The exercise: Your task is to copy the listing exactly, with the pictures left out.

Given records:
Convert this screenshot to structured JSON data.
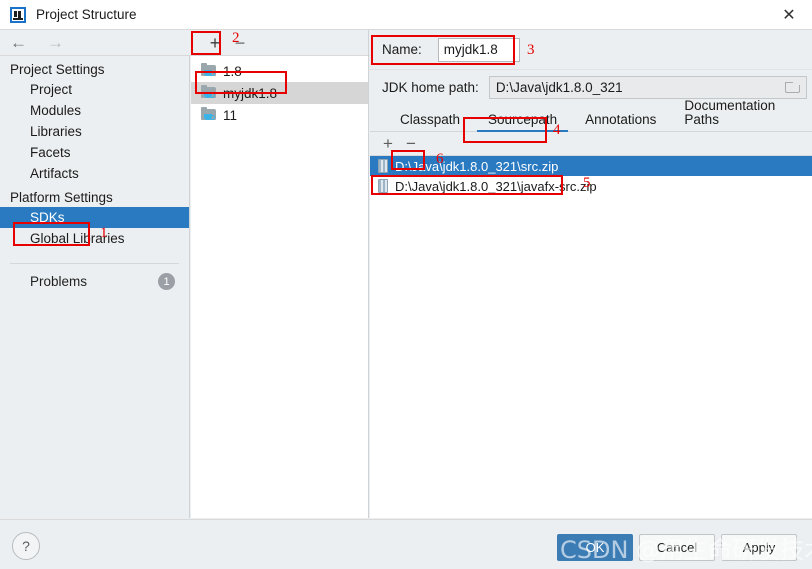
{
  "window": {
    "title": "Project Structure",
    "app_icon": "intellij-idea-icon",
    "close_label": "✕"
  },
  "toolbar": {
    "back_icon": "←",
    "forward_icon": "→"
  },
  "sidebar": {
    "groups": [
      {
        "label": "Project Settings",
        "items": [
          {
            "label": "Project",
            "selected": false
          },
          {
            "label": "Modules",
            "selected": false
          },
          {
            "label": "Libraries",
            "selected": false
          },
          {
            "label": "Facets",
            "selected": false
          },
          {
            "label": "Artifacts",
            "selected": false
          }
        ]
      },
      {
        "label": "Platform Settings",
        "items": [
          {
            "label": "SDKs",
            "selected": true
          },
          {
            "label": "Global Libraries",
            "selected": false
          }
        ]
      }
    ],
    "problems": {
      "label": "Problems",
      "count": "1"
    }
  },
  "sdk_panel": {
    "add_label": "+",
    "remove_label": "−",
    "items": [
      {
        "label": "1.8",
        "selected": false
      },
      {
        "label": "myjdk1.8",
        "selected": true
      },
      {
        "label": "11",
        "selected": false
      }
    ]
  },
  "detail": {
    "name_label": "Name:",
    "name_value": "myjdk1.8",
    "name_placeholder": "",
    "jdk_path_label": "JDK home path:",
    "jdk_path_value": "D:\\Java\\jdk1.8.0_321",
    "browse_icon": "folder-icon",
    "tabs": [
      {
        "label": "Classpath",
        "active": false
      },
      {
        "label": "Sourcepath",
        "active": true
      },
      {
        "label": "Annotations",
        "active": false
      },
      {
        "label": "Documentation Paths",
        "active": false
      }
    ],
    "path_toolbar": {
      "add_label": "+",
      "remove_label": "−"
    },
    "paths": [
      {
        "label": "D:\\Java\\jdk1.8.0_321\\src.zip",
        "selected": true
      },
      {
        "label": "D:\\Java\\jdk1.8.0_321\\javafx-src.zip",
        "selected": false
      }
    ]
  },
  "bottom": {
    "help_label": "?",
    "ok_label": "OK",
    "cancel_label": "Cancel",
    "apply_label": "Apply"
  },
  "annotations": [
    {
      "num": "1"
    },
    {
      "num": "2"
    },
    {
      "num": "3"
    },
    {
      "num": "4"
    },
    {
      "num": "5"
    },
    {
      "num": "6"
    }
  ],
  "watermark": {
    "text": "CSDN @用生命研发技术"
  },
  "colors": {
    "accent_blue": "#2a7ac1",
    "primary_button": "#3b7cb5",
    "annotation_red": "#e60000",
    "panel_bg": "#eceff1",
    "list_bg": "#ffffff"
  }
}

Response below:
Convert this screenshot to structured JSON data.
{
  "window": {
    "title": "Project Structure",
    "app_icon": "intellij-idea-icon",
    "close_label": "✕"
  },
  "toolbar": {
    "back_icon": "←",
    "forward_icon": "→"
  },
  "sidebar": {
    "groups": [
      {
        "label": "Project Settings",
        "items": [
          {
            "label": "Project",
            "selected": false
          },
          {
            "label": "Modules",
            "selected": false
          },
          {
            "label": "Libraries",
            "selected": false
          },
          {
            "label": "Facets",
            "selected": false
          },
          {
            "label": "Artifacts",
            "selected": false
          }
        ]
      },
      {
        "label": "Platform Settings",
        "items": [
          {
            "label": "SDKs",
            "selected": true
          },
          {
            "label": "Global Libraries",
            "selected": false
          }
        ]
      }
    ],
    "problems": {
      "label": "Problems",
      "count": "1"
    }
  },
  "sdk_panel": {
    "add_label": "+",
    "remove_label": "−",
    "items": [
      {
        "label": "1.8",
        "selected": false
      },
      {
        "label": "myjdk1.8",
        "selected": true
      },
      {
        "label": "11",
        "selected": false
      }
    ]
  },
  "detail": {
    "name_label": "Name:",
    "name_value": "myjdk1.8",
    "name_placeholder": "",
    "jdk_path_label": "JDK home path:",
    "jdk_path_value": "D:\\Java\\jdk1.8.0_321",
    "browse_icon": "folder-icon",
    "tabs": [
      {
        "label": "Classpath",
        "active": false
      },
      {
        "label": "Sourcepath",
        "active": true
      },
      {
        "label": "Annotations",
        "active": false
      },
      {
        "label": "Documentation Paths",
        "active": false
      }
    ],
    "path_toolbar": {
      "add_label": "+",
      "remove_label": "−"
    },
    "paths": [
      {
        "label": "D:\\Java\\jdk1.8.0_321\\src.zip",
        "selected": true
      },
      {
        "label": "D:\\Java\\jdk1.8.0_321\\javafx-src.zip",
        "selected": false
      }
    ]
  },
  "bottom": {
    "help_label": "?",
    "ok_label": "OK",
    "cancel_label": "Cancel",
    "apply_label": "Apply"
  },
  "annotations": [
    {
      "num": "1"
    },
    {
      "num": "2"
    },
    {
      "num": "3"
    },
    {
      "num": "4"
    },
    {
      "num": "5"
    },
    {
      "num": "6"
    }
  ],
  "watermark": {
    "text": "CSDN @用生命研发技术"
  },
  "colors": {
    "accent_blue": "#2a7ac1",
    "primary_button": "#3b7cb5",
    "annotation_red": "#e60000",
    "panel_bg": "#eceff1",
    "list_bg": "#ffffff"
  }
}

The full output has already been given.